Exercise goal:
Reproduce all entries precisely as they are written.

● ● ● ●

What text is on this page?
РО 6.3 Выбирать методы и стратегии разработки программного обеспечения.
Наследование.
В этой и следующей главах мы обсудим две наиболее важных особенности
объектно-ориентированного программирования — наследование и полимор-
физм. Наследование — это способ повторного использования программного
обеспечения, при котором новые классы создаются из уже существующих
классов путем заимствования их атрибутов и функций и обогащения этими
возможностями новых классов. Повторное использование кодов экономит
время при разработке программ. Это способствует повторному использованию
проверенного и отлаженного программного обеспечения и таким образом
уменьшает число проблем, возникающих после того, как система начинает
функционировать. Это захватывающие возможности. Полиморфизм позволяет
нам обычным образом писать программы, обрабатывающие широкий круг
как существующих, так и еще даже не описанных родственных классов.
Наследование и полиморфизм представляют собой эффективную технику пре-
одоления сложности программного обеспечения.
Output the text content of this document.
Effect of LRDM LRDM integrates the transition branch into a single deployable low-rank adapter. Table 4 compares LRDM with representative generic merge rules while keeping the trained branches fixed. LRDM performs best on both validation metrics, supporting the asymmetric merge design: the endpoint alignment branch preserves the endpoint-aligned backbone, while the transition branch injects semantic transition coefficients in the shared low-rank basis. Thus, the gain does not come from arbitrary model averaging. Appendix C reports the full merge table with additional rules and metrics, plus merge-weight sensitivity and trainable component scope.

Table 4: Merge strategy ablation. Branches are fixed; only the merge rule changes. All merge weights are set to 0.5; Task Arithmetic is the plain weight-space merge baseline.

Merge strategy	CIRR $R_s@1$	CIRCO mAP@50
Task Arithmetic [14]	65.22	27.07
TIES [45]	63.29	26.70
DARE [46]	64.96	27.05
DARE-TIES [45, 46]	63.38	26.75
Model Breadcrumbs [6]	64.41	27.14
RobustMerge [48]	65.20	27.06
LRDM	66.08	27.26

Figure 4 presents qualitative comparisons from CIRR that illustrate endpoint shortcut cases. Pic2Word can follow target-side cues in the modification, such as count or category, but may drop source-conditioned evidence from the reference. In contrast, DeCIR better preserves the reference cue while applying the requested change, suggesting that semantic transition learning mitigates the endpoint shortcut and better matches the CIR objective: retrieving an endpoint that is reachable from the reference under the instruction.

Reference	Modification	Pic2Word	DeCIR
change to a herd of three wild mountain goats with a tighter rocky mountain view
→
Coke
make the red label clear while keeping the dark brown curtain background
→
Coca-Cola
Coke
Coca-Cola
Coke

● ● ● ●

Written response:
What text is on this page?
РО 6.3 Выбирать методы и стратегии разработки программного обеспечения.
Наследование.
В этой и следующей главах мы обсудим две наиболее важных особенности
объектно-ориентированного программирования — наследование и полимор-
физм. Наследование — это способ повторного использования программного
обеспечения, при котором новые классы создаются из уже существующих
классов путем заимствования их атрибутов и функций и обогащения этими
возможностями новых классов. Повторное использование кодов экономит
время при разработке программ. Это способствует повторному использованию
проверенного и отлаженного программного обеспечения и таким образом
уменьшает число проблем, возникающих после того, как система начинает
функционировать. Это захватывающие возможности. Полиморфизм позволяет
нам обычным образом писать программы, обрабатывающие широкий круг
как существующих, так и еще даже не описанных родственных классов.
Наследование и полиморфизм представляют собой эффективную технику пре-
одоления сложности программного обеспечения.
Output the text content of this document.
Effect of LRDM LRDM integrates the transition branch into a single deployable low-rank adapter. Table 4 compares LRDM with representative generic merge rules while keeping the trained branches fixed. LRDM performs best on both validation metrics, supporting the asymmetric merge design: the endpoint alignment branch preserves the endpoint-aligned backbone, while the transition branch injects semantic transition coefficients in the shared low-rank basis. Thus, the gain does not come from arbitrary model averaging. Appendix C reports the full merge table with additional rules and metrics, plus merge-weight sensitivity and trainable component scope.

Table 4: Merge strategy ablation. Branches are fixed; only the merge rule changes. All merge weights are set to 0.5; Task Arithmetic is the plain weight-space merge baseline.

Merge strategy	CIRR $R_s@1$	CIRCO mAP@50
Task Arithmetic [14]	65.22	27.07
TIES [45]	63.29	26.70
DARE [46]	64.96	27.05
DARE-TIES [45, 46]	63.38	26.75
Model Breadcrumbs [6]	64.41	27.14
RobustMerge [48]	65.20	27.06
LRDM	66.08	27.26

Figure 4 presents qualitative comparisons from CIRR that illustrate endpoint shortcut cases. Pic2Word can follow target-side cues in the modification, such as count or category, but may drop source-conditioned evidence from the reference. In contrast, DeCIR better preserves the reference cue while applying the requested change, suggesting that semantic transition learning mitigates the endpoint shortcut and better matches the CIR objective: retrieving an endpoint that is reachable from the reference under the instruction.

Reference	Modification	Pic2Word	DeCIR
change to a herd of three wild mountain goats with a tighter rocky mountain view
→
Coke
make the red label clear while keeping the dark brown curtain background
→
Coca-Cola
Coke
Coca-Cola
Coke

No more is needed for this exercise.